## Source material
----------

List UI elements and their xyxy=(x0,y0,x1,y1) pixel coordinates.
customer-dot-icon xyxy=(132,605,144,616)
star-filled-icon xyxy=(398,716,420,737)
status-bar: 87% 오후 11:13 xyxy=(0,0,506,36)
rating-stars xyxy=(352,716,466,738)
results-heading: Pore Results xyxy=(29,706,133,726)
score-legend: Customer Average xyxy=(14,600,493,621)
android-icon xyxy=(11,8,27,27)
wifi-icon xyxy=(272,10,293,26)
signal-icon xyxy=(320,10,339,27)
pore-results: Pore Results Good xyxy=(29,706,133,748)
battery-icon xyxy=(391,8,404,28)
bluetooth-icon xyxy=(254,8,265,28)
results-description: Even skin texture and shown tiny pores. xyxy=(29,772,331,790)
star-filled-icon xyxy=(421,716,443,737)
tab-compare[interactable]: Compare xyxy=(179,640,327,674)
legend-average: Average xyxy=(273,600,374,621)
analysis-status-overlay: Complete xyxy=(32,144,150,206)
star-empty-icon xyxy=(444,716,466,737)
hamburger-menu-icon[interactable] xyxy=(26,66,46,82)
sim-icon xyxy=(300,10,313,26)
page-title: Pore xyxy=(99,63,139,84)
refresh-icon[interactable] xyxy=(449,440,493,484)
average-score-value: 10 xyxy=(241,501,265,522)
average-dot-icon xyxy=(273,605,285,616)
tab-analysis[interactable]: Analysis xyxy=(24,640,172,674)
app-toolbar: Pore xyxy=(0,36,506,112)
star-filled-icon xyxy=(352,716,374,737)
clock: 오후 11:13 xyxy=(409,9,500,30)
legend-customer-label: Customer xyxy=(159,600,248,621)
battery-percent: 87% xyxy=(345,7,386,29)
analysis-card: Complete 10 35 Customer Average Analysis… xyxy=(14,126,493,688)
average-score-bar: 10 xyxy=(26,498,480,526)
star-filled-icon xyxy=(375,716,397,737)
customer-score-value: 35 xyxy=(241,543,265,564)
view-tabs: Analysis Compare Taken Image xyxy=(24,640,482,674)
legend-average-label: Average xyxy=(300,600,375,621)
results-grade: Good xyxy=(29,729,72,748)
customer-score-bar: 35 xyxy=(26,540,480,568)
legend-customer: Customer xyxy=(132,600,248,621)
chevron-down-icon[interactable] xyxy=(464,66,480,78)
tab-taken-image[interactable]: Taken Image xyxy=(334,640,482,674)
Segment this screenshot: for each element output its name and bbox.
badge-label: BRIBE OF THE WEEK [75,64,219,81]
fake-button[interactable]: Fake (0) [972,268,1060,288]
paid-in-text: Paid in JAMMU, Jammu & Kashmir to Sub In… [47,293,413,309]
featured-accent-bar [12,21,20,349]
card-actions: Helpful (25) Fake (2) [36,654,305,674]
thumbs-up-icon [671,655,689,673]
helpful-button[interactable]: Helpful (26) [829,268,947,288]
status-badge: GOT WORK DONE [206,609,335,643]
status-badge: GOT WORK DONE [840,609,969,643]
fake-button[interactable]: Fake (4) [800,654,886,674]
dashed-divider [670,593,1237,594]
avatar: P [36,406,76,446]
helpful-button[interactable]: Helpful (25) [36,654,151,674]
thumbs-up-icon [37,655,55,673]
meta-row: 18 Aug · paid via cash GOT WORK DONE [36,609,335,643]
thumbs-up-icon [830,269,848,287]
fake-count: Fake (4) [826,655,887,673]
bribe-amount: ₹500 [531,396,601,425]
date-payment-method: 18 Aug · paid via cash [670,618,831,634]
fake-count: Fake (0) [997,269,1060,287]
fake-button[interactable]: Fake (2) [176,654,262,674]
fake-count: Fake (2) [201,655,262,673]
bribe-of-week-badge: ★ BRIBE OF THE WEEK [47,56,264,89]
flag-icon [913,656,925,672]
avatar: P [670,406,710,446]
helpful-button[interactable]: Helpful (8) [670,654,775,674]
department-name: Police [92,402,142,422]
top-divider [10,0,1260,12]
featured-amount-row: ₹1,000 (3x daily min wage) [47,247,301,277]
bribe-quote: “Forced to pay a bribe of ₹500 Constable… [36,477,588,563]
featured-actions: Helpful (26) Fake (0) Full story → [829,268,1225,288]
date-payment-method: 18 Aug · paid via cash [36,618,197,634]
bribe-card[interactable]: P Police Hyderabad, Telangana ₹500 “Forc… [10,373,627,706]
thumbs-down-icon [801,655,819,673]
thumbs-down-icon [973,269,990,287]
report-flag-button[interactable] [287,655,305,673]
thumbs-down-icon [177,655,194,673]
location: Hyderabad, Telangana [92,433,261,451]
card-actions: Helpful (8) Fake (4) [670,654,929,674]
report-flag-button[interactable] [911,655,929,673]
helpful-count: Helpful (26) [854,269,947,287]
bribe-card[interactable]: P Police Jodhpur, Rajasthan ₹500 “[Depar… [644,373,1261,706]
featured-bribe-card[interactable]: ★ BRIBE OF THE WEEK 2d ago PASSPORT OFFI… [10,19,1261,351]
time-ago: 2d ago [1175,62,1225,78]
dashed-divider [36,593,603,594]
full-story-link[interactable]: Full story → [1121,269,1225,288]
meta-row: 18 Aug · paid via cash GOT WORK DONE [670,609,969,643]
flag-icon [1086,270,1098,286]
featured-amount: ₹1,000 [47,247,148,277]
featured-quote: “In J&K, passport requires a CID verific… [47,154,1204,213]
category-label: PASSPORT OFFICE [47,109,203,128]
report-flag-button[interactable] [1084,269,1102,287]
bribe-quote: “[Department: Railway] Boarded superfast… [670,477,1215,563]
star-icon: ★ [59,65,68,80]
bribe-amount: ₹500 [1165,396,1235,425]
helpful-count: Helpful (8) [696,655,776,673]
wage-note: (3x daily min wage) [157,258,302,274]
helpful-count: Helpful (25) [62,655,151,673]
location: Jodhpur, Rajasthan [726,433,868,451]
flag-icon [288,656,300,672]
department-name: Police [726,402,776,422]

----------

## Exercise details
Count the lines in the items above that contain the string "card", and reply with that number alone.

## Solved exercise
6